### Problem to work on
Determine how many lines include the string "content". Output that number only.

### Exercise inputs
==========

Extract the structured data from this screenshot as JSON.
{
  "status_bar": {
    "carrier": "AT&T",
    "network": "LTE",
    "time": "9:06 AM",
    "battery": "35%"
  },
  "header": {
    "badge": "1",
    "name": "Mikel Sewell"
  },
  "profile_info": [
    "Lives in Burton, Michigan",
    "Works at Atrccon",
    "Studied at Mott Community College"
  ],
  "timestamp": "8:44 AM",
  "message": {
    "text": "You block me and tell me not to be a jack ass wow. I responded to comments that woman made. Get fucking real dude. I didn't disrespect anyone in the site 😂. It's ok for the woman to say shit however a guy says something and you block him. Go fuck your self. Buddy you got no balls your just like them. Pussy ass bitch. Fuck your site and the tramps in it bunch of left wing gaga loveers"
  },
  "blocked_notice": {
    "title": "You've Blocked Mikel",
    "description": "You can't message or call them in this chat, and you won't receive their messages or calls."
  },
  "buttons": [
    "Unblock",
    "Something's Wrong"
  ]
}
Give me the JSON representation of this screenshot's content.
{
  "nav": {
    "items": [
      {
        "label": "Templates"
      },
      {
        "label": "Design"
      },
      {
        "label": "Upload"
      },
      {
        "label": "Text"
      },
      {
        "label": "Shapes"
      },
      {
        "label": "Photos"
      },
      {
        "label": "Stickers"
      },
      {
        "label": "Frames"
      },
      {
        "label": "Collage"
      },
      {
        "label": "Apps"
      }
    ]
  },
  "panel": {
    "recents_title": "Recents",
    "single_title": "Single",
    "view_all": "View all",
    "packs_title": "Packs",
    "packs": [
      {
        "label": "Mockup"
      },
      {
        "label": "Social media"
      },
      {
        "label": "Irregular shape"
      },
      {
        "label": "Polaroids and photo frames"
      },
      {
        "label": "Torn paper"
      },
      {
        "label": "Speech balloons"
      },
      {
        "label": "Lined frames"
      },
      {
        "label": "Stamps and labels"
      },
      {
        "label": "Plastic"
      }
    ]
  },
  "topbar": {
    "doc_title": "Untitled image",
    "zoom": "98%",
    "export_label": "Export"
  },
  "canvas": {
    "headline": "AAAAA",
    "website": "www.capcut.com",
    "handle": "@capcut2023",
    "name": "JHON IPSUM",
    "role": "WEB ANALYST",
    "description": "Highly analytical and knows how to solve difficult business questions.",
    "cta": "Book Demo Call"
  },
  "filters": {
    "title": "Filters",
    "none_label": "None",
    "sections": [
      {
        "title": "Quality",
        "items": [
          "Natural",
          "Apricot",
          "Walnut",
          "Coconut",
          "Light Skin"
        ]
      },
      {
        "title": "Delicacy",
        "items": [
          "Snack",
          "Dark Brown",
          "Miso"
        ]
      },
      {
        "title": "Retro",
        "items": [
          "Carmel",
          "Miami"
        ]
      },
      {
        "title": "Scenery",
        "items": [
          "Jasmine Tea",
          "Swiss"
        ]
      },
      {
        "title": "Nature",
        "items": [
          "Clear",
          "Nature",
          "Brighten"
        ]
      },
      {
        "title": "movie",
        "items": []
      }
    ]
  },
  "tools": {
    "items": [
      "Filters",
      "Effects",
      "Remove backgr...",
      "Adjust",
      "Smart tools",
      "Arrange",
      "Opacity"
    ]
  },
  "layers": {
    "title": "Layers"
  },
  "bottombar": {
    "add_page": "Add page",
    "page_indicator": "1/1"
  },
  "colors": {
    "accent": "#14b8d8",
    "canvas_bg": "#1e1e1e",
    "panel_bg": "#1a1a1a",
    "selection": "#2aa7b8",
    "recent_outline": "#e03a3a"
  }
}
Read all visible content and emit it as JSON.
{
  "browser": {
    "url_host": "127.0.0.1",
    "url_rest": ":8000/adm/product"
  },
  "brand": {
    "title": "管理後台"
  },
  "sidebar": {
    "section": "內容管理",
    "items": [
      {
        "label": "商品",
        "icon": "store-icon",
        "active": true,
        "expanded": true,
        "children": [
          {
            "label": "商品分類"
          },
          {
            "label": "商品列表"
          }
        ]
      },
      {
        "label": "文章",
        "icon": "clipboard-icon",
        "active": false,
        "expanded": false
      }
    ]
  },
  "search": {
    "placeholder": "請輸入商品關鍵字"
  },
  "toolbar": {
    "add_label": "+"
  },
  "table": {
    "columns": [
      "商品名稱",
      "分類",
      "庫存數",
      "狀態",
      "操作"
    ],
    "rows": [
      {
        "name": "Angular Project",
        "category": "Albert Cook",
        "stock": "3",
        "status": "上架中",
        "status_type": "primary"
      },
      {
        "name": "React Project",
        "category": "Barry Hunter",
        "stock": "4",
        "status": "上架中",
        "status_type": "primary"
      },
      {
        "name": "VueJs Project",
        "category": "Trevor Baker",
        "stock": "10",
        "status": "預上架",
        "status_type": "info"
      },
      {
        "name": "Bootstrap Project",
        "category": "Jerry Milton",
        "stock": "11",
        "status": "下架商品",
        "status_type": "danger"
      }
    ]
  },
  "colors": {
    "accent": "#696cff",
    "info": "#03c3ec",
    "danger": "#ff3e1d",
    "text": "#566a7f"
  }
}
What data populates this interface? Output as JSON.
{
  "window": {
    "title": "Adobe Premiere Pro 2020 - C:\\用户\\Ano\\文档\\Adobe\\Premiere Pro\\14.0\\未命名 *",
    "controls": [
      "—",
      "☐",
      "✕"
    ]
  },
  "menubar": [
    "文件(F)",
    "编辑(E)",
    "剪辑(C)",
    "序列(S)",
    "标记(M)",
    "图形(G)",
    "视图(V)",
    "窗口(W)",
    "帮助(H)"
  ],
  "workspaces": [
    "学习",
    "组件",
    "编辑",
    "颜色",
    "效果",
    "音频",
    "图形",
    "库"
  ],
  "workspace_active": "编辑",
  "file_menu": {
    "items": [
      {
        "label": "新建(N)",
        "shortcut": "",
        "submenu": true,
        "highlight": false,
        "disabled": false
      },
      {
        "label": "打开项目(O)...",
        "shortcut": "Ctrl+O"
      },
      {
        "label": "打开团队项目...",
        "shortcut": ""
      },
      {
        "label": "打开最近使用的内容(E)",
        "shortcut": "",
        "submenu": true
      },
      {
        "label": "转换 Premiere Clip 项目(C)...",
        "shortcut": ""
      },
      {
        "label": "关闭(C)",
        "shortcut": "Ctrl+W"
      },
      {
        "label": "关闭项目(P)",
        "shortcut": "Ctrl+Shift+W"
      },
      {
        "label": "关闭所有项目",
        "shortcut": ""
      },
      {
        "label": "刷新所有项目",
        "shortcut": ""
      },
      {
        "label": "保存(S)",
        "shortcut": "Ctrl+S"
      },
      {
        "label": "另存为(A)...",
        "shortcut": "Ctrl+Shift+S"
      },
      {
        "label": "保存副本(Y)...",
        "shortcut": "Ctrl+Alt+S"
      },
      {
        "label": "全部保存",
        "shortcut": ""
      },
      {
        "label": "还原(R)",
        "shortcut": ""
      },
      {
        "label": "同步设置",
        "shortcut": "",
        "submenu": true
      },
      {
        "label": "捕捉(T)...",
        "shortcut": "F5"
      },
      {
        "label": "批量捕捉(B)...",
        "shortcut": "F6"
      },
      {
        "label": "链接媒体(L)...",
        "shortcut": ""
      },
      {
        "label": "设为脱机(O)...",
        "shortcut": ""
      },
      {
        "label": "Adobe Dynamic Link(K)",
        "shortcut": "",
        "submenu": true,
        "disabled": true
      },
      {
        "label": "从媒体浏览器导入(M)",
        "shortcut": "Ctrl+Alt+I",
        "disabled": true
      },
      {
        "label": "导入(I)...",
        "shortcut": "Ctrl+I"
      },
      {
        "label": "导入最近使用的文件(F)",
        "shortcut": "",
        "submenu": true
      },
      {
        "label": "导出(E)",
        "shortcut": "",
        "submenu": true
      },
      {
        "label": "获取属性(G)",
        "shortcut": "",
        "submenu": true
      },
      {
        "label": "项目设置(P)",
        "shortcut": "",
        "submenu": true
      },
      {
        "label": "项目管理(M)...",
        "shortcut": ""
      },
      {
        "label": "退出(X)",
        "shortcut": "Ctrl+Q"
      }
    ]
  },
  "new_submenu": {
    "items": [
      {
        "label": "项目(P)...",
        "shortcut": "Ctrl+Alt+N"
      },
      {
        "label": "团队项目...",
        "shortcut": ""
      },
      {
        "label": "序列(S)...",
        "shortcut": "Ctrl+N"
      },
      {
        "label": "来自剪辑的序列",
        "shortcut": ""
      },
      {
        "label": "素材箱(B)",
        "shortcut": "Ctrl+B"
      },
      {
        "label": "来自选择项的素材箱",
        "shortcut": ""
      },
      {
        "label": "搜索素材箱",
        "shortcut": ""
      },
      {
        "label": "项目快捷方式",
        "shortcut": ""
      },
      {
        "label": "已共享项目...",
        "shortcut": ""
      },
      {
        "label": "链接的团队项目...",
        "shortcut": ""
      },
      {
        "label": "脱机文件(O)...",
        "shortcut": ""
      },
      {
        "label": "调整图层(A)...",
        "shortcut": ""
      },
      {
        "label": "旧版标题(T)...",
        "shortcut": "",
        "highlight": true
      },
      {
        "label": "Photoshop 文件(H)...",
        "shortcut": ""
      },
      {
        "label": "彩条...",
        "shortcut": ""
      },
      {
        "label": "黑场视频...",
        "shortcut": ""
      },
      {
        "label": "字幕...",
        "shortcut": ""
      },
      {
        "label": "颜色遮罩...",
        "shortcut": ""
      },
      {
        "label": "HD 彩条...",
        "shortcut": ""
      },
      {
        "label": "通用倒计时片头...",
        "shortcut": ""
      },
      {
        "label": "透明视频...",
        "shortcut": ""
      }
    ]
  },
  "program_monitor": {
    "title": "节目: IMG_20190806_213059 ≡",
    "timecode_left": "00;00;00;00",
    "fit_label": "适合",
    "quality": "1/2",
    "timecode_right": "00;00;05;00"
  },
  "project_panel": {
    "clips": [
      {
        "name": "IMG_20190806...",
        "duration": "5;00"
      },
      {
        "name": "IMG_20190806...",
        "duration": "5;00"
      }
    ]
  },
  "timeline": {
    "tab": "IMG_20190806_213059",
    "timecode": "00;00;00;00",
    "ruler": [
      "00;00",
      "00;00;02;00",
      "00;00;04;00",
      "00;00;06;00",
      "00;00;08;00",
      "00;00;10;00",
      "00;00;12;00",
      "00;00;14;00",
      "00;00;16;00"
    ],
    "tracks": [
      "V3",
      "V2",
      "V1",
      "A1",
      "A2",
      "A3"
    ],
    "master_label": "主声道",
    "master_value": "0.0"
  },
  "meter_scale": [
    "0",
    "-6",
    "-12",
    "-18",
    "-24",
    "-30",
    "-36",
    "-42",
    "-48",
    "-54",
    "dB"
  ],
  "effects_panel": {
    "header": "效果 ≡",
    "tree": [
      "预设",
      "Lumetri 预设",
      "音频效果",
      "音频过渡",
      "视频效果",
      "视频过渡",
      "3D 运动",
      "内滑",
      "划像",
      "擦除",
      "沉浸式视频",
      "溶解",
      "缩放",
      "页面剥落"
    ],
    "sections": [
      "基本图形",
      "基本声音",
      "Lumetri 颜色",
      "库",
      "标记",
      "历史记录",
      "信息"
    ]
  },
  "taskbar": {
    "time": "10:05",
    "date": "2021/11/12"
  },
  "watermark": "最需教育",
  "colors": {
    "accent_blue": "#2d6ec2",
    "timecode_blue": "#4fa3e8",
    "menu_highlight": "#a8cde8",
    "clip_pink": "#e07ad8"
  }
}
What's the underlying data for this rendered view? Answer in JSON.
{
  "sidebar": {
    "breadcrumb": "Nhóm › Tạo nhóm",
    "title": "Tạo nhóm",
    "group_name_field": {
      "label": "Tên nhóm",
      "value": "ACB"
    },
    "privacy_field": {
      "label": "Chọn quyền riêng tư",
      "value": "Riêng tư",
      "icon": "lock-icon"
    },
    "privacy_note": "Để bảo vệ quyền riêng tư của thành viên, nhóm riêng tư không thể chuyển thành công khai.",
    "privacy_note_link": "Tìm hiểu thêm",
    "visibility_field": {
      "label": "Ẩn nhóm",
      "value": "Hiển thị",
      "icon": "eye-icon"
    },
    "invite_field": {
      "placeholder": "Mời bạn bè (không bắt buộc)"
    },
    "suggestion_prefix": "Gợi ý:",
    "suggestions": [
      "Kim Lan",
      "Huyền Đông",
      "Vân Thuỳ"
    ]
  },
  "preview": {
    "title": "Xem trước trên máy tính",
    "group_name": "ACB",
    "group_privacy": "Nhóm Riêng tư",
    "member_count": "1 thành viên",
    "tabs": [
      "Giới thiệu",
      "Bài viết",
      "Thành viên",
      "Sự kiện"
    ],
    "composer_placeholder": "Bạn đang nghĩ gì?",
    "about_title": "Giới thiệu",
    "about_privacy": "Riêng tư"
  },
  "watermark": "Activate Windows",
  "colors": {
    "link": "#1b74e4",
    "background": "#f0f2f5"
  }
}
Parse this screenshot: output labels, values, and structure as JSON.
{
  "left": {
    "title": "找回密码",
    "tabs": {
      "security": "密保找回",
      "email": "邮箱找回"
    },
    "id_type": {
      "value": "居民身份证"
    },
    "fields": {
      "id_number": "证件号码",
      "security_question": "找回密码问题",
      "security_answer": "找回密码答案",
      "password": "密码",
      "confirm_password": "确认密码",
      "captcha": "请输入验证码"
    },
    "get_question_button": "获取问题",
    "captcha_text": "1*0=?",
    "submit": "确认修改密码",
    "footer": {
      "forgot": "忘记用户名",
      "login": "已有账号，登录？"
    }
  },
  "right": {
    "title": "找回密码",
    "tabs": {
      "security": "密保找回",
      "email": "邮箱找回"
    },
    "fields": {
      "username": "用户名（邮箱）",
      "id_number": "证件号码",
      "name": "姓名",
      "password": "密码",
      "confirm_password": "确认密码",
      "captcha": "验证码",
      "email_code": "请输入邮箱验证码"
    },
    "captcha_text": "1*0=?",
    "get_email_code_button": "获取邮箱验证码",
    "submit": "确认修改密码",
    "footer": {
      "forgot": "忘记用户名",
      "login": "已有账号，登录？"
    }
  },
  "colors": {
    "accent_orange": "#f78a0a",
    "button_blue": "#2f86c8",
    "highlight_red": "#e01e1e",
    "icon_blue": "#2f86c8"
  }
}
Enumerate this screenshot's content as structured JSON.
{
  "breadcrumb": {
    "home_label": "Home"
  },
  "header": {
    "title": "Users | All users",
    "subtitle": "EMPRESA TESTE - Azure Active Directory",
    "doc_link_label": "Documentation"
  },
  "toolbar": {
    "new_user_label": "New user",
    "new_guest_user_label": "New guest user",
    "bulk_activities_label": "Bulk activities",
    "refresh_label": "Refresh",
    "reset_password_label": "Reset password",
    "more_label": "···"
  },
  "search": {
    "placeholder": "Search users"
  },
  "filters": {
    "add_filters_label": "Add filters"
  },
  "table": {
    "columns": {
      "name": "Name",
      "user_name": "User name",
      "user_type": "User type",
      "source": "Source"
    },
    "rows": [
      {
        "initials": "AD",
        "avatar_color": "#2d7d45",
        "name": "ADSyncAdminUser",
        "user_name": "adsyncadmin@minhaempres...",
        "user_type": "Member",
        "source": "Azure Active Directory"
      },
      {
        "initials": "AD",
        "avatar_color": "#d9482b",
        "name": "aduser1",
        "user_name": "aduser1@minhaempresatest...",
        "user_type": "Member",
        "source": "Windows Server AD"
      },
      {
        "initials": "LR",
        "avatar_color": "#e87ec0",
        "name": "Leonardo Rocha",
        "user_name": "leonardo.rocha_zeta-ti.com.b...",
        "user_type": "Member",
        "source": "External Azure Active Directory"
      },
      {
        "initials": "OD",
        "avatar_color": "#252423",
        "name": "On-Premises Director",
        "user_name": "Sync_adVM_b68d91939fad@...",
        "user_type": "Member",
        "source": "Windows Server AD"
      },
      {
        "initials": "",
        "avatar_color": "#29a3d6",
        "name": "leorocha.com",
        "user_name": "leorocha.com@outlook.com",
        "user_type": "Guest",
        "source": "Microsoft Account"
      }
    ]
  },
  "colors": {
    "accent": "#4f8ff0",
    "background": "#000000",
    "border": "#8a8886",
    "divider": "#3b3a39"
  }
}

==========

### Full solution
3